- _Directions_: Check every line of the material below for the string "nytta", and return the ones that have it.

━━━━━━

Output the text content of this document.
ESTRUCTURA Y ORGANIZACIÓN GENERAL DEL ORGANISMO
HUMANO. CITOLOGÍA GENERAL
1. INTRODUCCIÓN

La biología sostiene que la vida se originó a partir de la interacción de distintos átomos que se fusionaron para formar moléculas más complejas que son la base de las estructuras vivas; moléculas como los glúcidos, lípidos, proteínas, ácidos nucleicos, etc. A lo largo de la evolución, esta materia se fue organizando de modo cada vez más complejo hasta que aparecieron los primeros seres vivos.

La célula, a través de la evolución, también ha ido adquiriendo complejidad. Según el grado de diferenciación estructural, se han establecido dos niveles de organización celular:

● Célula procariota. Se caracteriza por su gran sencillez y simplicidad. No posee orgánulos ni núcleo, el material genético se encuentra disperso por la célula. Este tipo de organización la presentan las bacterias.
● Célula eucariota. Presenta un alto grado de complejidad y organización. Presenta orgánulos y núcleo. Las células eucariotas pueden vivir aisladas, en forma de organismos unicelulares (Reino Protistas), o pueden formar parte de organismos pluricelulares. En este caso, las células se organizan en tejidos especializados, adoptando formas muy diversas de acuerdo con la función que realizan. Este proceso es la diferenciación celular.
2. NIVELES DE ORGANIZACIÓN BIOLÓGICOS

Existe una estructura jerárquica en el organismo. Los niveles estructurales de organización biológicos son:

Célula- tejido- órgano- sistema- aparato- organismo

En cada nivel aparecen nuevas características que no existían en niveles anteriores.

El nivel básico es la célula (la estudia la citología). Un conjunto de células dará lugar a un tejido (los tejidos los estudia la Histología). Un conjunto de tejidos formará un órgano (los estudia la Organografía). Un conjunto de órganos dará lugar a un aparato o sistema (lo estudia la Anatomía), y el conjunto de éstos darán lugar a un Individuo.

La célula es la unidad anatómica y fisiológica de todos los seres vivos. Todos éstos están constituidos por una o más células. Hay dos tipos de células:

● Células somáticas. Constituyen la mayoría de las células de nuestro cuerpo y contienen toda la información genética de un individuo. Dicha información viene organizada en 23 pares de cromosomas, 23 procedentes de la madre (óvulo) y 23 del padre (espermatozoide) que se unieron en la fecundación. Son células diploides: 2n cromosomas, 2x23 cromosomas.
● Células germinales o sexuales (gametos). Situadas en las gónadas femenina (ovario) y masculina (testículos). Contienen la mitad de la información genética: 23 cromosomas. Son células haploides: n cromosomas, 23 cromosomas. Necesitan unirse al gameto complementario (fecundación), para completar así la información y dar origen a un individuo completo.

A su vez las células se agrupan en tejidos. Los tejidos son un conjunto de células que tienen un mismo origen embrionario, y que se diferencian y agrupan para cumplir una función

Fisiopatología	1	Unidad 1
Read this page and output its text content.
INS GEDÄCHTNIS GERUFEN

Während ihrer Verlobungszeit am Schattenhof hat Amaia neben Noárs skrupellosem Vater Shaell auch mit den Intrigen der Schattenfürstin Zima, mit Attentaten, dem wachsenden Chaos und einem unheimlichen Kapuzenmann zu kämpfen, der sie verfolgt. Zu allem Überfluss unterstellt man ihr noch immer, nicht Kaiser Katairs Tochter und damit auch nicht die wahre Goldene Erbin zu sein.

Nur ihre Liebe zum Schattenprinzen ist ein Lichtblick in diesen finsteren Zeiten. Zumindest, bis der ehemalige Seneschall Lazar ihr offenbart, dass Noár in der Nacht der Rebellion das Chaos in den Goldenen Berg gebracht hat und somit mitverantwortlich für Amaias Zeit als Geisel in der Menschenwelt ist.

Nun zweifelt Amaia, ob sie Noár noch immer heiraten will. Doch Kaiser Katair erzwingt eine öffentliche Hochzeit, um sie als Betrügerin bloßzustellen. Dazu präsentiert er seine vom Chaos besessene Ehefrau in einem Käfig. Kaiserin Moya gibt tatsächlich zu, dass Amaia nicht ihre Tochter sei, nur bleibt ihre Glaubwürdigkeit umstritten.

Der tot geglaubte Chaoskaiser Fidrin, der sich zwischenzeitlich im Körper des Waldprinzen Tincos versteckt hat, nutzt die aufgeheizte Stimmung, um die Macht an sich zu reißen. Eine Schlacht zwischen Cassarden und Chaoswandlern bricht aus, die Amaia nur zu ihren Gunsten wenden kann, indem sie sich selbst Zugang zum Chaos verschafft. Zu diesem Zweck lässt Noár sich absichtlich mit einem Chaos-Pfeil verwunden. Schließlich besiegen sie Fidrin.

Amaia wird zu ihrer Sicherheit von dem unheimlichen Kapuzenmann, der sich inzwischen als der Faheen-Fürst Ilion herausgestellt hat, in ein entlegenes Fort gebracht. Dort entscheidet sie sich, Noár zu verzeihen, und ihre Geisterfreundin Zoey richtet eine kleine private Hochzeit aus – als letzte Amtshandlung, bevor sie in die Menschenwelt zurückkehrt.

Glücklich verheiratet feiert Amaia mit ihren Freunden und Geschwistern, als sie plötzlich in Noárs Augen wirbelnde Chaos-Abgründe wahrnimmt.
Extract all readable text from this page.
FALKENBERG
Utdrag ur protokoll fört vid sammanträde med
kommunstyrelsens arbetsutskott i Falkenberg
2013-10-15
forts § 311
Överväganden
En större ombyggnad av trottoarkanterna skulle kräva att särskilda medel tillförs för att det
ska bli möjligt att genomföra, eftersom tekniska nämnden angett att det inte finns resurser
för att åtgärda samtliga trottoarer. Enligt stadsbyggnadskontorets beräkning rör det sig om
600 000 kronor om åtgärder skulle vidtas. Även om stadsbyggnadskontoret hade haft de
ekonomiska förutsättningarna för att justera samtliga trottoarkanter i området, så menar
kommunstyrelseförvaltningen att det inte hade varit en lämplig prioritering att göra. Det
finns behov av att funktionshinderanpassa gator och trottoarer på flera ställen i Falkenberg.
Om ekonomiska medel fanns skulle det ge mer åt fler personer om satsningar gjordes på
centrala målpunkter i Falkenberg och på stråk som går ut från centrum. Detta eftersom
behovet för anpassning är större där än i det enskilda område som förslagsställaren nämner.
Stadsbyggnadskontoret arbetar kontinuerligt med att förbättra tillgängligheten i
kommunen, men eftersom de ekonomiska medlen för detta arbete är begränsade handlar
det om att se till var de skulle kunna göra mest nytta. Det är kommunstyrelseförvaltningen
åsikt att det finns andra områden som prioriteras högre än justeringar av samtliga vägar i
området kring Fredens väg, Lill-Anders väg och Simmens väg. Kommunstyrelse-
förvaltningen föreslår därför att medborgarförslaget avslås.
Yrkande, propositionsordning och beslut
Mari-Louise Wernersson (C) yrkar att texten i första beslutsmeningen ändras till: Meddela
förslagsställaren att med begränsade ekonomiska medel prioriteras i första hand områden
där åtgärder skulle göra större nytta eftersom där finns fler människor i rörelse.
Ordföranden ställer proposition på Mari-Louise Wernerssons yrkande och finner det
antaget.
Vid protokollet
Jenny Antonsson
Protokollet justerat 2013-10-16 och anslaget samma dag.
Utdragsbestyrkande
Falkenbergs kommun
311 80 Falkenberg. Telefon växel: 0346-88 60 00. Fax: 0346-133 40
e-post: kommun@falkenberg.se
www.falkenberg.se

━━━━━━

- _Result of this task_:
det om att se till var de skulle kunna göra mest nytta. Det är kommunstyrelseförvaltningen
där åtgärder skulle göra större nytta eftersom där finns fler människor i rörelse.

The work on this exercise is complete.